___ Exercise materials

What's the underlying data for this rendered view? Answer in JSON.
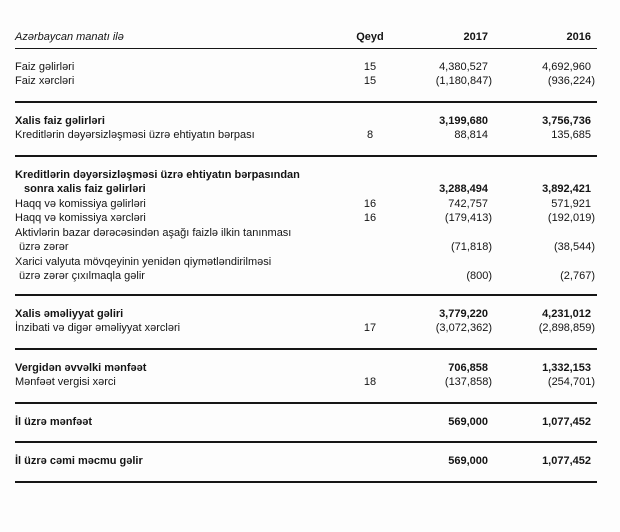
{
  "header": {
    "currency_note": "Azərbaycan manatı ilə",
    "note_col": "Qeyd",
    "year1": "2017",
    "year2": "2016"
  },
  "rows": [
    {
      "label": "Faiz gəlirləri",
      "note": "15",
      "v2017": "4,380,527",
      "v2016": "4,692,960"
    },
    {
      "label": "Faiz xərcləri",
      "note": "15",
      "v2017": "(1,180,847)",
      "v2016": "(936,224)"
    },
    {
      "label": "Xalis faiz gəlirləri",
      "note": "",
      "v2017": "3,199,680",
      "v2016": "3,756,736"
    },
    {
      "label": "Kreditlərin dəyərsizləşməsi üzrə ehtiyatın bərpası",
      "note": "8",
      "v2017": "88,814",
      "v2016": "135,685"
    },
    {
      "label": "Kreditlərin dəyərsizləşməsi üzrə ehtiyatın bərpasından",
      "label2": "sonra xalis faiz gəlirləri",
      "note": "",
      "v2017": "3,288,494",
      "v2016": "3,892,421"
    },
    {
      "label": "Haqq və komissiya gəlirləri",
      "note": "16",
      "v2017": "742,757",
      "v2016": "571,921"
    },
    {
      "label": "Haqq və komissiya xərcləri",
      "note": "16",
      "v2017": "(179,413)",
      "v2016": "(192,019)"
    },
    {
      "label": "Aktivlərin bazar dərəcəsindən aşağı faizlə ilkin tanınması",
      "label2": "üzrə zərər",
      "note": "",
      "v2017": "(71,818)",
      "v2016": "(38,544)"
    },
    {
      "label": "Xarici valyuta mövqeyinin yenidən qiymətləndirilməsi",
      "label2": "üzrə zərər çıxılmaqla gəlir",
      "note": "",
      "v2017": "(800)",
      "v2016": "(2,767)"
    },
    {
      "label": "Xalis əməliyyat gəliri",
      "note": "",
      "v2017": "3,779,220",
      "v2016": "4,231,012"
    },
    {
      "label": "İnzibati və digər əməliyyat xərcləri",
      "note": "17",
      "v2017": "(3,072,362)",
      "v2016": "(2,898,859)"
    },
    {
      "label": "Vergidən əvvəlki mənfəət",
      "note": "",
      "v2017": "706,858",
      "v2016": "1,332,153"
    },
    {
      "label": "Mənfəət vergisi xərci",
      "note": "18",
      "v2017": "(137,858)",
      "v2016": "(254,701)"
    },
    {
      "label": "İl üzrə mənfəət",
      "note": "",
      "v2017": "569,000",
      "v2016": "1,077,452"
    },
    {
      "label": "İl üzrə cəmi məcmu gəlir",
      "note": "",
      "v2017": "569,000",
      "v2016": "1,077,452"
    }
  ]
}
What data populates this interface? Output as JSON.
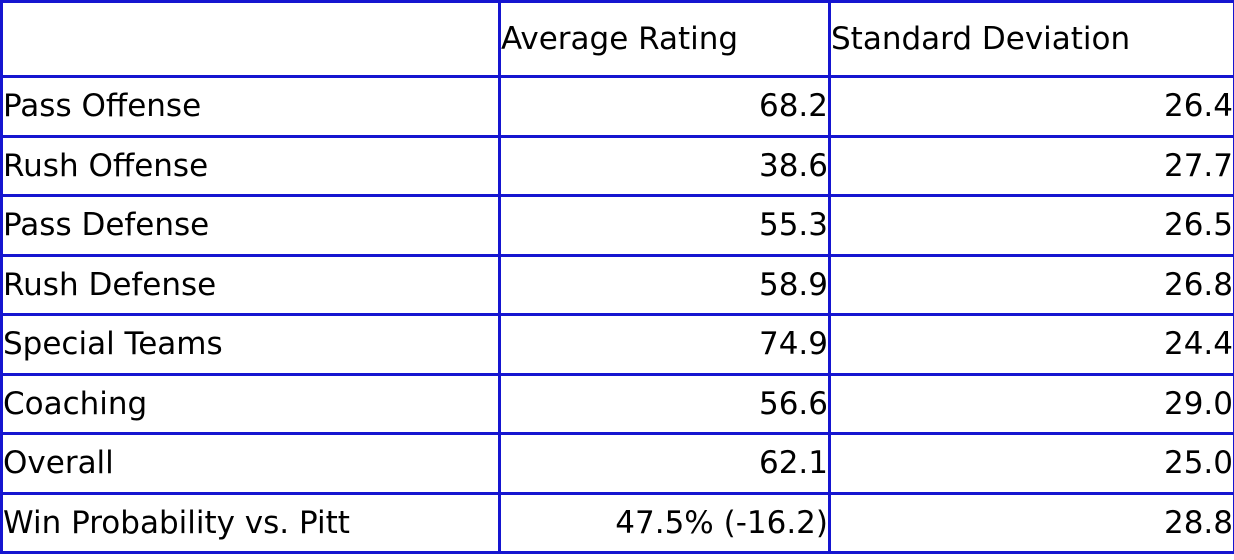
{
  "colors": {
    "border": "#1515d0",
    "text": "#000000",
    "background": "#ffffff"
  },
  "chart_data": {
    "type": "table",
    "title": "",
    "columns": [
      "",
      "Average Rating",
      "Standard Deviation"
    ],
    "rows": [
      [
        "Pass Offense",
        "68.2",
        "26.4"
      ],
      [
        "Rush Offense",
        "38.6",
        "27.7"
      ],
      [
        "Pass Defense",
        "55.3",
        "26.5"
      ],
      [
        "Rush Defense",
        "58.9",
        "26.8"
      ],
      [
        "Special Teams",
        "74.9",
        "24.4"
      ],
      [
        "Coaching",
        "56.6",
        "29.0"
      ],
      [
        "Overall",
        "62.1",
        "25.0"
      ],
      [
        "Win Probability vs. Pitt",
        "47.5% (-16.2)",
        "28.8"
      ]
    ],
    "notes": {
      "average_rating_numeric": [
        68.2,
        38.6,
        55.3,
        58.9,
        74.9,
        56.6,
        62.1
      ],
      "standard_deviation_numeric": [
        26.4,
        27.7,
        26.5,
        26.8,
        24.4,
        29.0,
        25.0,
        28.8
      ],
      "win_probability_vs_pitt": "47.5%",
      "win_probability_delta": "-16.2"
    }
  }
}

______

- [Exercise prompt]: Each line holding "Haqq" must be found and copied.

- [In response]:
      "label": "Haqq və komissiya gəlirləri",
      "label": "Haqq və komissiya xərcləri",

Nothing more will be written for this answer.